> **Supplied material**:
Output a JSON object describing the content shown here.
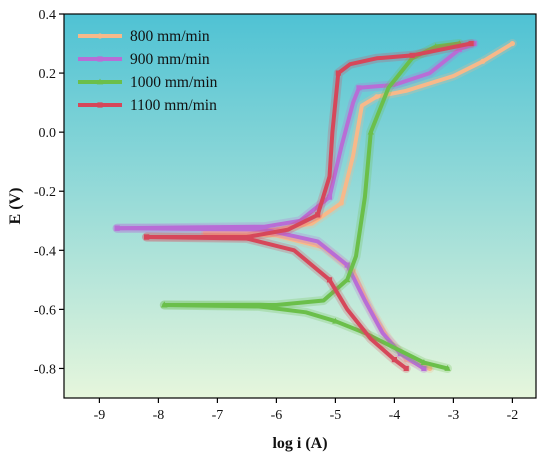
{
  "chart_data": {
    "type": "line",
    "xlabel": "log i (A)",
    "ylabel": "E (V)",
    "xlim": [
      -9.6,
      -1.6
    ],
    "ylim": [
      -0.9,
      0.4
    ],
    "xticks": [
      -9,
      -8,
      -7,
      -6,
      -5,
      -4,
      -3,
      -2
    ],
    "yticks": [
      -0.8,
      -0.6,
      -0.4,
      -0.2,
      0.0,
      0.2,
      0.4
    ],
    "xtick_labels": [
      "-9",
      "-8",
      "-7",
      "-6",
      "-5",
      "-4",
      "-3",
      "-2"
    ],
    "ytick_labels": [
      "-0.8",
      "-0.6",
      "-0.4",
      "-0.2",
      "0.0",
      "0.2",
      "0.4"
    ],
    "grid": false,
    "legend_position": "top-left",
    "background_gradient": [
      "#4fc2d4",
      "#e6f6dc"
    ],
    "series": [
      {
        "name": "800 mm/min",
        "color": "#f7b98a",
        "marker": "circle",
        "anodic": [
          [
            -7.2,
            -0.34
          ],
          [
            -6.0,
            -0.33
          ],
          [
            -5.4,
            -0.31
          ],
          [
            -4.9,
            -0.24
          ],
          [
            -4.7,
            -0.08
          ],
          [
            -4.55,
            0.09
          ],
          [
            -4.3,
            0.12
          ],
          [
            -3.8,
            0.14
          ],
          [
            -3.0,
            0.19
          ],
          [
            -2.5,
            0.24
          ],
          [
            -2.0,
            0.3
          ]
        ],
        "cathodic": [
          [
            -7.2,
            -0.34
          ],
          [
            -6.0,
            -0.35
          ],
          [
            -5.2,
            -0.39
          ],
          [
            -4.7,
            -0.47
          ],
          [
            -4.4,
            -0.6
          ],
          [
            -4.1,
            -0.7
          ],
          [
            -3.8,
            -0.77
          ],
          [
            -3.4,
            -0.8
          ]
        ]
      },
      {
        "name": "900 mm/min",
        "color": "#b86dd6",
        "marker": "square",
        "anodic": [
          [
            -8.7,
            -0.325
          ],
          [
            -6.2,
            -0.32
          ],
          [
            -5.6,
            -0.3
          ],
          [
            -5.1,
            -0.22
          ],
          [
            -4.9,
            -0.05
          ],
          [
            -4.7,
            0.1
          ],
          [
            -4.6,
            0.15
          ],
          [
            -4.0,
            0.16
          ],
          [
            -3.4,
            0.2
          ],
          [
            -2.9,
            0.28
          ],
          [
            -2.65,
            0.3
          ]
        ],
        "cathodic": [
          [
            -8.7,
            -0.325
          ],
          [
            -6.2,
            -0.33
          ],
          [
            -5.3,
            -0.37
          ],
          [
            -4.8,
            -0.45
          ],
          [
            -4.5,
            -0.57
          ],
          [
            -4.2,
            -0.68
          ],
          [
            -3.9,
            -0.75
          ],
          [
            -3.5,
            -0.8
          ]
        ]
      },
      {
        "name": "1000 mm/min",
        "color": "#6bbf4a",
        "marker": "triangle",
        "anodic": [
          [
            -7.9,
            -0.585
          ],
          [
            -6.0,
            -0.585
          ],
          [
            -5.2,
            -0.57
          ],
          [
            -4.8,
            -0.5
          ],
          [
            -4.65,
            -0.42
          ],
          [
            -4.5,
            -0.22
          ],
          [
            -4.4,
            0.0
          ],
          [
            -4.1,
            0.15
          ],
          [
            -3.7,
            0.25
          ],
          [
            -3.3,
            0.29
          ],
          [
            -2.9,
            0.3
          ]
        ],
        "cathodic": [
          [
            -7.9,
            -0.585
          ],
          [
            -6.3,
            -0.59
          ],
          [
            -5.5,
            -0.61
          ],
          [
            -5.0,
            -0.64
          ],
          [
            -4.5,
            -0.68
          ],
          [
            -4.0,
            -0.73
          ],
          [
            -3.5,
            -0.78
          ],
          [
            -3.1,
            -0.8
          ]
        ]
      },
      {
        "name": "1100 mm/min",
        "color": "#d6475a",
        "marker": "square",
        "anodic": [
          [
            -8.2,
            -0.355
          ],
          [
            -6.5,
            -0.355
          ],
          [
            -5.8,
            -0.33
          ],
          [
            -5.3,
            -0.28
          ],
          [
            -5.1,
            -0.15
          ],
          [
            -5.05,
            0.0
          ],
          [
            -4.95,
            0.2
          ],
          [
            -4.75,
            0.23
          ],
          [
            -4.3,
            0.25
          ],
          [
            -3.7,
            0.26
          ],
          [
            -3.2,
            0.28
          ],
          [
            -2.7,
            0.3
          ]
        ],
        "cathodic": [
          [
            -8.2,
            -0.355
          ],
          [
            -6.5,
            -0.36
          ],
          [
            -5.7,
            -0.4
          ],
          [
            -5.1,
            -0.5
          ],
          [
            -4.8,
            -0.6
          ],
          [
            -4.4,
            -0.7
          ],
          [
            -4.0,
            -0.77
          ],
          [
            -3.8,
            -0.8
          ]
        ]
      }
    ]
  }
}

--

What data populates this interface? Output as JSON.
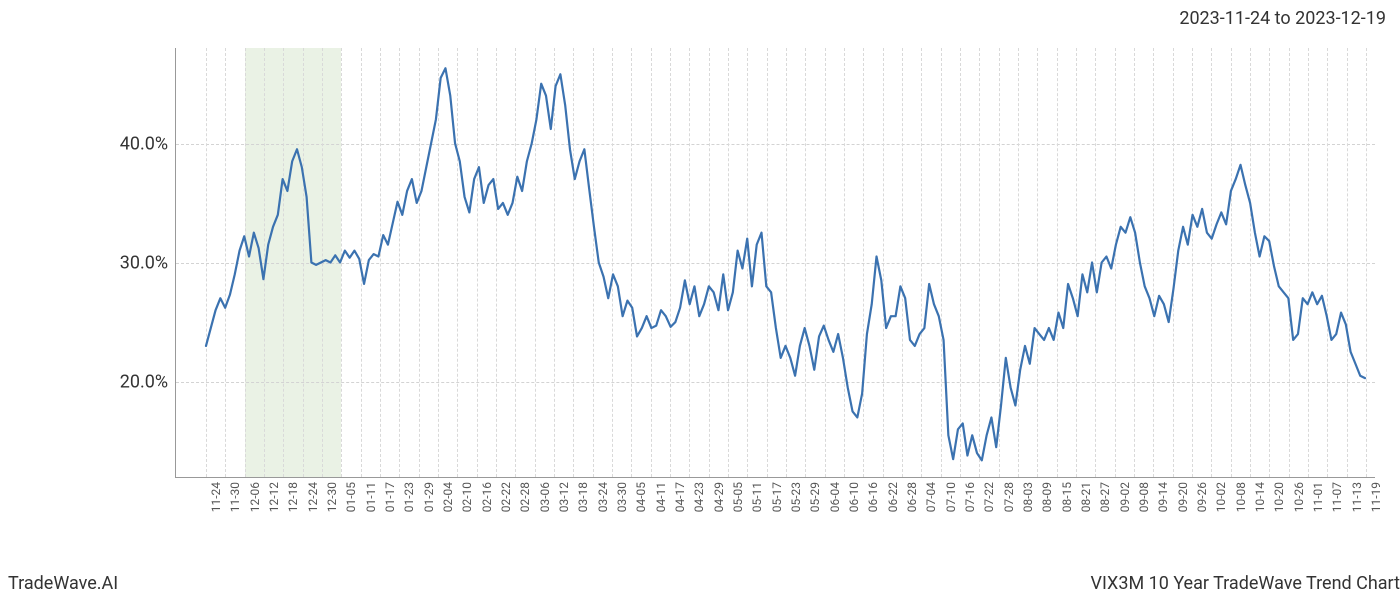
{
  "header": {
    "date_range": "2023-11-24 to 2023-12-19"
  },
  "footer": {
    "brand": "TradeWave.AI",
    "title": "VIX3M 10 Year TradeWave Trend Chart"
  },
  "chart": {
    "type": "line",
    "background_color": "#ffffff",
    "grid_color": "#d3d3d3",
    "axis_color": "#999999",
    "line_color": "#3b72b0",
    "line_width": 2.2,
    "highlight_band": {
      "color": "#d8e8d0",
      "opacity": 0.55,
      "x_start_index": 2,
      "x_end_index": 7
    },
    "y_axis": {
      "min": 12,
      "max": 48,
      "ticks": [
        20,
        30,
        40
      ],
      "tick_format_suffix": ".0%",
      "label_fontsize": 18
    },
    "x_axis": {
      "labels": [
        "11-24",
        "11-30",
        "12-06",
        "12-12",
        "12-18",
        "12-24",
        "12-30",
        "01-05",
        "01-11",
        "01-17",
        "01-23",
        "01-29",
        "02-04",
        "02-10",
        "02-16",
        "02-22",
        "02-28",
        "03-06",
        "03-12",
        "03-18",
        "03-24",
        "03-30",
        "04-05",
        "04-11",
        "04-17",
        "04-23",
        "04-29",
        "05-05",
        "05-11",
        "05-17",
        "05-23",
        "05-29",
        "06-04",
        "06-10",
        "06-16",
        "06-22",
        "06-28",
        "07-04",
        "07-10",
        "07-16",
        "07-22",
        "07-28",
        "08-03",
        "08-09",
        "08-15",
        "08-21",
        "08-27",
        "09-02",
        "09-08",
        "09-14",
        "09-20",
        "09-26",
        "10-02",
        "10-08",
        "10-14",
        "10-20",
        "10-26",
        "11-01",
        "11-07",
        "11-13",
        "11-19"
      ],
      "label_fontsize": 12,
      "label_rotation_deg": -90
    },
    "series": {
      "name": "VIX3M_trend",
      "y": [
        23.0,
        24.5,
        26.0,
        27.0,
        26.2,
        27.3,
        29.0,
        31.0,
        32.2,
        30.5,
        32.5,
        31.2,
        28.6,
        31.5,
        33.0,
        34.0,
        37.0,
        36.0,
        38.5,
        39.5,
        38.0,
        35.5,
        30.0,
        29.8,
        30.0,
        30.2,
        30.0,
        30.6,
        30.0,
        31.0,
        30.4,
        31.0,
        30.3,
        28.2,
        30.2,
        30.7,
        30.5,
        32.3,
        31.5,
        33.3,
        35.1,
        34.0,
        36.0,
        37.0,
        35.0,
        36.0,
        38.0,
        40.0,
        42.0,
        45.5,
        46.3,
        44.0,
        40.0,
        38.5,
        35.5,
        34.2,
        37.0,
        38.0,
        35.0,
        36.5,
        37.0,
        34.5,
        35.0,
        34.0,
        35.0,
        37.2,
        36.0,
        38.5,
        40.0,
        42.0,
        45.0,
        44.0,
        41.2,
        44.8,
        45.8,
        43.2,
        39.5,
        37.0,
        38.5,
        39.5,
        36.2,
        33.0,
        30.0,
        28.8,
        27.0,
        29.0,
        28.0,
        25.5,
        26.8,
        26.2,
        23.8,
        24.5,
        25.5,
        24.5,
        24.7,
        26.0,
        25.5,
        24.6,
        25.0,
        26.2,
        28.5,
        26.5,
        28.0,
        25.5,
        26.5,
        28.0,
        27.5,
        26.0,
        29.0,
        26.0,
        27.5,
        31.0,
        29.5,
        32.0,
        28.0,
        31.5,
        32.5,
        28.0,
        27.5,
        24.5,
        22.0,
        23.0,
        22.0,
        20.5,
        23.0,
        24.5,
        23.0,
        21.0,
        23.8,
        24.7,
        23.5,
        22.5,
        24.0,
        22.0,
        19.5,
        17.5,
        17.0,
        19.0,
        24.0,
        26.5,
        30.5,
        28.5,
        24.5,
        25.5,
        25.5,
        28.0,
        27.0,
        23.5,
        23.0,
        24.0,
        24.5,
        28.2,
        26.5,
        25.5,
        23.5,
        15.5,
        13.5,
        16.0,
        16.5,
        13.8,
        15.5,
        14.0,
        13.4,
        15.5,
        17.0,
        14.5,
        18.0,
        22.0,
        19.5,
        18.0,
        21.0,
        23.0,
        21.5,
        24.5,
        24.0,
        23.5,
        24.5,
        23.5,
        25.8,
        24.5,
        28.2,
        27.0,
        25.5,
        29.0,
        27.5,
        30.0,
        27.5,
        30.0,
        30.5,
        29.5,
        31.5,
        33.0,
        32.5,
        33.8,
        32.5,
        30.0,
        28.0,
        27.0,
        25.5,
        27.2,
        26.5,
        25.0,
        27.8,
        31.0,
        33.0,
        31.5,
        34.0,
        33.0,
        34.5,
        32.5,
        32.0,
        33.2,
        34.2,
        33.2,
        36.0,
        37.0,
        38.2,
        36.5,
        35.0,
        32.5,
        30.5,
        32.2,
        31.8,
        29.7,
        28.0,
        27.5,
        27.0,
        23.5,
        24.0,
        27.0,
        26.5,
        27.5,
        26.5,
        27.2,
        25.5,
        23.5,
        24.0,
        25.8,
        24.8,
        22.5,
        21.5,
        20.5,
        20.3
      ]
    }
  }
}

---

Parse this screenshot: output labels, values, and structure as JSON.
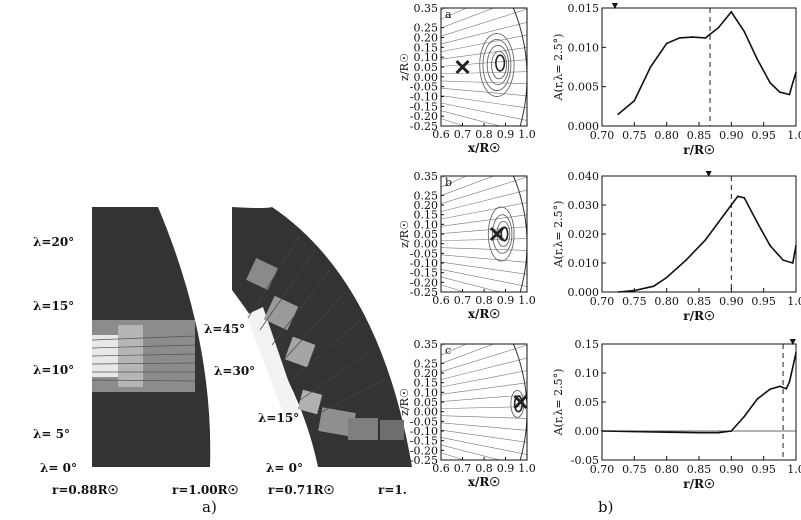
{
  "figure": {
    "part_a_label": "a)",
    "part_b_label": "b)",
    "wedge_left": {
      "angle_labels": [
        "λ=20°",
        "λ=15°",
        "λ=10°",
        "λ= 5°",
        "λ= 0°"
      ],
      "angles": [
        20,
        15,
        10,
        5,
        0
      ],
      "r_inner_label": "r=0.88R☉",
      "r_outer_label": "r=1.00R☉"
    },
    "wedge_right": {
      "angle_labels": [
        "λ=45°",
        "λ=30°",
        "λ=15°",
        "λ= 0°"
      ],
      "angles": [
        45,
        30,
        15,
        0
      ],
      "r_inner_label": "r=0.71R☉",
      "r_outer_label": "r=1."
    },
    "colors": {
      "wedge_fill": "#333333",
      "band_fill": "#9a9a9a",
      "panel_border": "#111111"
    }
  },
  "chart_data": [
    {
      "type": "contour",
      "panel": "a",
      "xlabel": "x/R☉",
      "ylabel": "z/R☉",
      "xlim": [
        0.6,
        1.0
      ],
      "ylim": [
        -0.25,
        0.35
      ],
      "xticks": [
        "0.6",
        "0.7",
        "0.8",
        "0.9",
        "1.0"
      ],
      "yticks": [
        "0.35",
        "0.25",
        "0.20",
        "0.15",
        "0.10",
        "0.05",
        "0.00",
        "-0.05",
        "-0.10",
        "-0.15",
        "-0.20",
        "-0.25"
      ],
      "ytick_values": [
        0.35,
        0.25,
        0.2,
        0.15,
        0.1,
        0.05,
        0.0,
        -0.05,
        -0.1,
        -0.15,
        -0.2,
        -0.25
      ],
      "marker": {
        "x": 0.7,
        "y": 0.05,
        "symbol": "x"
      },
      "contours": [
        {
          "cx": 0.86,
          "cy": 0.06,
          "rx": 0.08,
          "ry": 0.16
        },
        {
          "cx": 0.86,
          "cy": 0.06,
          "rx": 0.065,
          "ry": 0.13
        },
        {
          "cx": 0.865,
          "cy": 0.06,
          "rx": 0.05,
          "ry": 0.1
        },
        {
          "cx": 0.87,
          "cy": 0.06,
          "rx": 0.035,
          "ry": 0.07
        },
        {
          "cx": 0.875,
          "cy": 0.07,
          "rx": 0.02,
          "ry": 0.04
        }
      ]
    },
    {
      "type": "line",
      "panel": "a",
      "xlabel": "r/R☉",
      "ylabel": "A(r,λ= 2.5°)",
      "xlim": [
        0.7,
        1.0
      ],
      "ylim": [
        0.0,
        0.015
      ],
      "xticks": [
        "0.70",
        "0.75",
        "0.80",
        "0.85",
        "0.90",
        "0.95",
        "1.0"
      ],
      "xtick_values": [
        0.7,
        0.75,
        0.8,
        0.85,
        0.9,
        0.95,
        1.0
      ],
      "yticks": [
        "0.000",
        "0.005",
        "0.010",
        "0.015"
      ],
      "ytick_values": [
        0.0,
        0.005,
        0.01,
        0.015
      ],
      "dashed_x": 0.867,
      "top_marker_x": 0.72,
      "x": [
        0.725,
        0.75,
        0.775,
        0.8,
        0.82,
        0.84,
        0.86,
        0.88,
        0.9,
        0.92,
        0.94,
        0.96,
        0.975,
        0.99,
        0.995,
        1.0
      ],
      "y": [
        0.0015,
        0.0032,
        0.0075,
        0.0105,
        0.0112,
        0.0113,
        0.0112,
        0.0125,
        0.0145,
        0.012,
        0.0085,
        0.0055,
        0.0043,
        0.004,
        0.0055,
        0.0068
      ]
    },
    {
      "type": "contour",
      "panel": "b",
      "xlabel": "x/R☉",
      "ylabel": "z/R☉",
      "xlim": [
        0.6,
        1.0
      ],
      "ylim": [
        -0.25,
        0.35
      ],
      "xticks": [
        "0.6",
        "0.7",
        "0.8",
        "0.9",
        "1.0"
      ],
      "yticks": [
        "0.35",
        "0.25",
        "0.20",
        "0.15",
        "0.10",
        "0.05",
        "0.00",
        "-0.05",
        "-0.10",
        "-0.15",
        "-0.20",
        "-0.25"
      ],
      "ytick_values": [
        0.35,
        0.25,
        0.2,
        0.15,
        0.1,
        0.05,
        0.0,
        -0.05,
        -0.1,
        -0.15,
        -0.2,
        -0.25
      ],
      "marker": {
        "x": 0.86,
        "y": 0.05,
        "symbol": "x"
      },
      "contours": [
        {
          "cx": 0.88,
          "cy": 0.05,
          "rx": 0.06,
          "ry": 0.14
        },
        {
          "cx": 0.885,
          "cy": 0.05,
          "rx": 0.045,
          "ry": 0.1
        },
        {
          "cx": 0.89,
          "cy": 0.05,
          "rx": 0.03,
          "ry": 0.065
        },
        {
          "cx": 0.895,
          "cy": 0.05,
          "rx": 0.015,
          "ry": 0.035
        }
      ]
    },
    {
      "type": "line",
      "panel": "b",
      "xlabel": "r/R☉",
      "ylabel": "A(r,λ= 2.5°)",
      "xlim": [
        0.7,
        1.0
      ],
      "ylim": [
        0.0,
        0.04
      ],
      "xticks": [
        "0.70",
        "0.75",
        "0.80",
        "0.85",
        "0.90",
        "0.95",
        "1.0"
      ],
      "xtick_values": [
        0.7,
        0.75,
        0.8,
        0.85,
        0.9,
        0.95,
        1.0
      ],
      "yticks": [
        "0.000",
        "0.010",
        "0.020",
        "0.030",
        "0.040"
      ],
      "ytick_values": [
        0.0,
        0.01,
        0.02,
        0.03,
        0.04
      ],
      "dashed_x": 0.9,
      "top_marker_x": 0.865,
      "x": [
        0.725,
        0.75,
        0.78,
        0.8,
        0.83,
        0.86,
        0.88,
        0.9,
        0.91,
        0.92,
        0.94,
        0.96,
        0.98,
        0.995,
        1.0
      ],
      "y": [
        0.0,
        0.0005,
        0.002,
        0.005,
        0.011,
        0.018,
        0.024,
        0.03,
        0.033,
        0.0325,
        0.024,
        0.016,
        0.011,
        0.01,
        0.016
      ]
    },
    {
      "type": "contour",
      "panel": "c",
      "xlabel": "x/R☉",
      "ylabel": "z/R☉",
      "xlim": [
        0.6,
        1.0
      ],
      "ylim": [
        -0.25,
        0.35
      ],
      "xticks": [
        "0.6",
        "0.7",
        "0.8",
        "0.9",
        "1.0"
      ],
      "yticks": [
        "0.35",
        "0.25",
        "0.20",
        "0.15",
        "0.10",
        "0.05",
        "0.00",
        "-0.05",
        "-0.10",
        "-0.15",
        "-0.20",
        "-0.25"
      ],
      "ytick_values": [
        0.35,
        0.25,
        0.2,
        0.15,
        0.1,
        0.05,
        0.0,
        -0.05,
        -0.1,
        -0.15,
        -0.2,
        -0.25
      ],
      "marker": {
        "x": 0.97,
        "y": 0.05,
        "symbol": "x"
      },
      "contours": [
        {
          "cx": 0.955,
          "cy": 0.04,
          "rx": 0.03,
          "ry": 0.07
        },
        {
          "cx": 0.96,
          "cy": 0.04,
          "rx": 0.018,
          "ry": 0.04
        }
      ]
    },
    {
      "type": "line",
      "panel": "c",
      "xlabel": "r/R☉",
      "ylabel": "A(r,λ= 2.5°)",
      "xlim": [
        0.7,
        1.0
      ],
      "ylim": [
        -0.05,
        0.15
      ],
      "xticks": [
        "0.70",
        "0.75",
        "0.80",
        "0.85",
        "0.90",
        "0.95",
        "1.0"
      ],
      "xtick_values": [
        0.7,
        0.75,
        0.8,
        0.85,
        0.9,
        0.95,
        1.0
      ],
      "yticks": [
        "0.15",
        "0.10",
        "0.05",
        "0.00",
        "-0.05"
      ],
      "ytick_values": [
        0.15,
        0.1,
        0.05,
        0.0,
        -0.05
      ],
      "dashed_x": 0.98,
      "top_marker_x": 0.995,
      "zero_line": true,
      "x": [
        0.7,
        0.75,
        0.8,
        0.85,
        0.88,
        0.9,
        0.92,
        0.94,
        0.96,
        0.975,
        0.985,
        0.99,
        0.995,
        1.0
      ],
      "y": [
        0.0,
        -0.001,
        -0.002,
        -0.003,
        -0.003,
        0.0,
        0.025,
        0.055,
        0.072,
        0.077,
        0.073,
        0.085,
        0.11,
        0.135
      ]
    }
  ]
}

> **Instructions for the task**:
Gather all lines with the string "TradeWave" from the data.

> **Response to this task**:
    "brand": "TradeWave.AI",
    "title": "VIX3M 10 Year TradeWave Trend Chart"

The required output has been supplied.